(Data listing)
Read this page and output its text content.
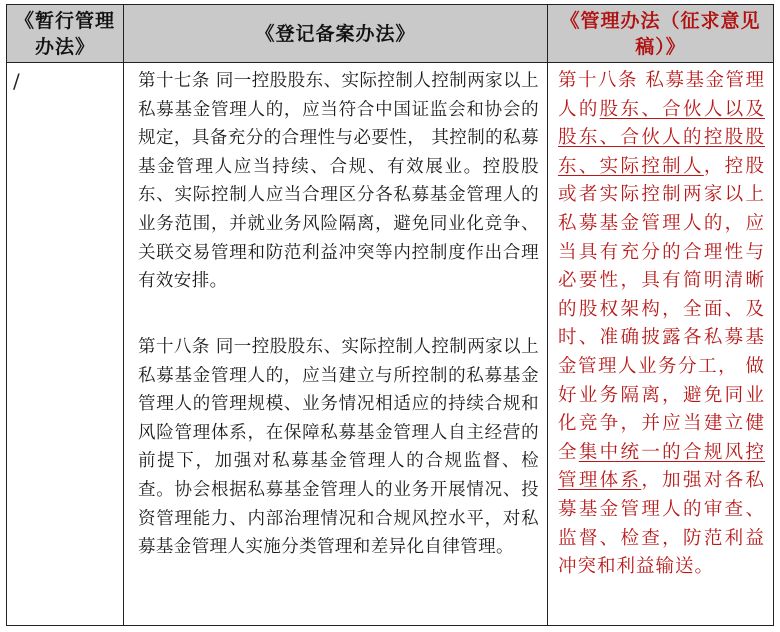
《暂行管理办法》
《登记备案办法》
《管理办法（征求意见稿）》
/	第十七条 同一控股股东、实际控制人控制两家以上私募基金管理人的，应当符合中国证监会和协会的规定，具备充分的合理性与必要性， 其控制的私募基金管理人应当持续、合规、有效展业。控股股东、实际控制人应当合理区分各私募基金管理人的业务范围，并就业务风险隔离，避免同业化竞争、关联交易管理和防范利益冲突等内控制度作出合理有效安排。
第十八条 同一控股股东、实际控制人控制两家以上私募基金管理人的，应当建立与所控制的私募基金管理人的管理规模、业务情况相适应的持续合规和风险管理体系，在保障私募基金管理人自主经营的前提下，加强对私募基金管理人的合规监督、检查。协会根据私募基金管理人的业务开展情况、投资管理能力、内部治理情况和合规风控水平，对私募基金管理人实施分类管理和差异化自律管理。
第十八条 私募基金管理人的股东、合伙人以及股东、合伙人的控股股东、实际控制人，控股或者实际控制两家以上私募基金管理人的，应当具有充分的合理性与必要性，具有简明清晰的股权架构，全面、及时、准确披露各私募基金管理人业务分工， 做好业务隔离，避免同业化竞争，并应当建立健全集中统一的合规风控管理体系，加强对各私募基金管理人的审查、监督、检查，防范利益冲突和利益输送。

To be done >> Copy out all the entries exactly. Images stay out of the copy.

Final answer >>
Read this page and output its text content.
《暂行管理办法》
《登记备案办法》
《管理办法（征求意见稿）》
/	第十七条 同一控股股东、实际控制人控制两家以上私募基金管理人的，应当符合中国证监会和协会的规定，具备充分的合理性与必要性， 其控制的私募基金管理人应当持续、合规、有效展业。控股股东、实际控制人应当合理区分各私募基金管理人的业务范围，并就业务风险隔离，避免同业化竞争、关联交易管理和防范利益冲突等内控制度作出合理有效安排。
第十八条 同一控股股东、实际控制人控制两家以上私募基金管理人的，应当建立与所控制的私募基金管理人的管理规模、业务情况相适应的持续合规和风险管理体系，在保障私募基金管理人自主经营的前提下，加强对私募基金管理人的合规监督、检查。协会根据私募基金管理人的业务开展情况、投资管理能力、内部治理情况和合规风控水平，对私募基金管理人实施分类管理和差异化自律管理。
第十八条 私募基金管理人的股东、合伙人以及股东、合伙人的控股股东、实际控制人，控股或者实际控制两家以上私募基金管理人的，应当具有充分的合理性与必要性，具有简明清晰的股权架构，全面、及时、准确披露各私募基金管理人业务分工， 做好业务隔离，避免同业化竞争，并应当建立健全集中统一的合规风控管理体系，加强对各私募基金管理人的审查、监督、检查，防范利益冲突和利益输送。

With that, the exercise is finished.